### What is expected
Reproduce all of the material exactly as shown.

━━━━━━━━━━━━━━━━━━━━━━━━━━━━━━

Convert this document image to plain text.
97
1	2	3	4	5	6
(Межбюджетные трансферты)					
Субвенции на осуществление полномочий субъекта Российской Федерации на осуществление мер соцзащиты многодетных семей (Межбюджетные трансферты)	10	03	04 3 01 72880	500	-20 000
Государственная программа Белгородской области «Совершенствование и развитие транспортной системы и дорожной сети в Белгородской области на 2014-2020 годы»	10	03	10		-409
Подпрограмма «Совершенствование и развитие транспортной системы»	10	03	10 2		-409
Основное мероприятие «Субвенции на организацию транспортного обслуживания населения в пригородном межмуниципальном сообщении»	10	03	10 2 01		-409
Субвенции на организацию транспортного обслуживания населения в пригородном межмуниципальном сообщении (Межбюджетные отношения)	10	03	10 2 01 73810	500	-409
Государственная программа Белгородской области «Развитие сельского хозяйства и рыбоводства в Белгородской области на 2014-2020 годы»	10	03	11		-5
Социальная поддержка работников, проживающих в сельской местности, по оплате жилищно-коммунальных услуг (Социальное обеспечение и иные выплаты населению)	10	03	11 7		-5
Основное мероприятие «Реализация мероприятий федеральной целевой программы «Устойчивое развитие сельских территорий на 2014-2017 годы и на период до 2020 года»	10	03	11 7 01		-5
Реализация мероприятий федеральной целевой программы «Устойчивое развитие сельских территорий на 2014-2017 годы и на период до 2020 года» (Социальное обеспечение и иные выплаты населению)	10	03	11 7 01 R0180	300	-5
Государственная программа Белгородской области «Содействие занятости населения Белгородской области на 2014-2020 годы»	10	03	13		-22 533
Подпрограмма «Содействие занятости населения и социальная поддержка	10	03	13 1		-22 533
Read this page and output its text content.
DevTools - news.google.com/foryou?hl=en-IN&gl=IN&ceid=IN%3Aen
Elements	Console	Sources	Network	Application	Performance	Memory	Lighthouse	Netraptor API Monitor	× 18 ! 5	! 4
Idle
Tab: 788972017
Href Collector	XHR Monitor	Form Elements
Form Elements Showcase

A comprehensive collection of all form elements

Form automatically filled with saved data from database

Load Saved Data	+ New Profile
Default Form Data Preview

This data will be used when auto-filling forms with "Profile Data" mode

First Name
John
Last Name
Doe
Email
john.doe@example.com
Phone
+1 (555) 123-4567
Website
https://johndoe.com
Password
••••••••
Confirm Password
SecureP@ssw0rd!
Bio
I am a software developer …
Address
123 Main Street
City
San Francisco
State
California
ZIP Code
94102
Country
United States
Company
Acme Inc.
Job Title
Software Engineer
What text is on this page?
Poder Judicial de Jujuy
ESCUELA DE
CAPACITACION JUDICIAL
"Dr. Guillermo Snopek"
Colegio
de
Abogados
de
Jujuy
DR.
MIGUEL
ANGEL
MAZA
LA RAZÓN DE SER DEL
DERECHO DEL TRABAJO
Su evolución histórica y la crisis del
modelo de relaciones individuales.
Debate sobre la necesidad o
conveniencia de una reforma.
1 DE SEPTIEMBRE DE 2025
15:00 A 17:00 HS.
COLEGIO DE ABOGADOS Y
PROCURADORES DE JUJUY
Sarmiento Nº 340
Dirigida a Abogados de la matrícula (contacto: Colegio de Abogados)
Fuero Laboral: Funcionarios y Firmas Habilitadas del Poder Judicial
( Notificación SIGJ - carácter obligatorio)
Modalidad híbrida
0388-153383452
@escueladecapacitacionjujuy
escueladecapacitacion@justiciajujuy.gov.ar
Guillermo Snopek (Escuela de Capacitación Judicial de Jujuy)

━━━━━━━━━━━━━━━━━━━━━━━━━━━━━━

### Full response
Convert this document image to plain text.
97
1	2	3	4	5	6
(Межбюджетные трансферты)					
Субвенции на осуществление полномочий субъекта Российской Федерации на осуществление мер соцзащиты многодетных семей (Межбюджетные трансферты)	10	03	04 3 01 72880	500	-20 000
Государственная программа Белгородской области «Совершенствование и развитие транспортной системы и дорожной сети в Белгородской области на 2014-2020 годы»	10	03	10		-409
Подпрограмма «Совершенствование и развитие транспортной системы»	10	03	10 2		-409
Основное мероприятие «Субвенции на организацию транспортного обслуживания населения в пригородном межмуниципальном сообщении»	10	03	10 2 01		-409
Субвенции на организацию транспортного обслуживания населения в пригородном межмуниципальном сообщении (Межбюджетные отношения)	10	03	10 2 01 73810	500	-409
Государственная программа Белгородской области «Развитие сельского хозяйства и рыбоводства в Белгородской области на 2014-2020 годы»	10	03	11		-5
Социальная поддержка работников, проживающих в сельской местности, по оплате жилищно-коммунальных услуг (Социальное обеспечение и иные выплаты населению)	10	03	11 7		-5
Основное мероприятие «Реализация мероприятий федеральной целевой программы «Устойчивое развитие сельских территорий на 2014-2017 годы и на период до 2020 года»	10	03	11 7 01		-5
Реализация мероприятий федеральной целевой программы «Устойчивое развитие сельских территорий на 2014-2017 годы и на период до 2020 года» (Социальное обеспечение и иные выплаты населению)	10	03	11 7 01 R0180	300	-5
Государственная программа Белгородской области «Содействие занятости населения Белгородской области на 2014-2020 годы»	10	03	13		-22 533
Подпрограмма «Содействие занятости населения и социальная поддержка	10	03	13 1		-22 533
Read this page and output its text content.
DevTools - news.google.com/foryou?hl=en-IN&gl=IN&ceid=IN%3Aen
Elements	Console	Sources	Network	Application	Performance	Memory	Lighthouse	Netraptor API Monitor	× 18 ! 5	! 4
Idle
Tab: 788972017
Href Collector	XHR Monitor	Form Elements
Form Elements Showcase

A comprehensive collection of all form elements

Form automatically filled with saved data from database

Load Saved Data	+ New Profile
Default Form Data Preview

This data will be used when auto-filling forms with "Profile Data" mode

First Name
John
Last Name
Doe
Email
john.doe@example.com
Phone
+1 (555) 123-4567
Website
https://johndoe.com
Password
••••••••
Confirm Password
SecureP@ssw0rd!
Bio
I am a software developer …
Address
123 Main Street
City
San Francisco
State
California
ZIP Code
94102
Country
United States
Company
Acme Inc.
Job Title
Software Engineer
What text is on this page?
Poder Judicial de Jujuy
ESCUELA DE
CAPACITACION JUDICIAL
"Dr. Guillermo Snopek"
Colegio
de
Abogados
de
Jujuy
DR.
MIGUEL
ANGEL
MAZA
LA RAZÓN DE SER DEL
DERECHO DEL TRABAJO
Su evolución histórica y la crisis del
modelo de relaciones individuales.
Debate sobre la necesidad o
conveniencia de una reforma.
1 DE SEPTIEMBRE DE 2025
15:00 A 17:00 HS.
COLEGIO DE ABOGADOS Y
PROCURADORES DE JUJUY
Sarmiento Nº 340
Dirigida a Abogados de la matrícula (contacto: Colegio de Abogados)
Fuero Laboral: Funcionarios y Firmas Habilitadas del Poder Judicial
( Notificación SIGJ - carácter obligatorio)
Modalidad híbrida
0388-153383452
@escueladecapacitacionjujuy
escueladecapacitacion@justiciajujuy.gov.ar
Guillermo Snopek (Escuela de Capacitación Judicial de Jujuy)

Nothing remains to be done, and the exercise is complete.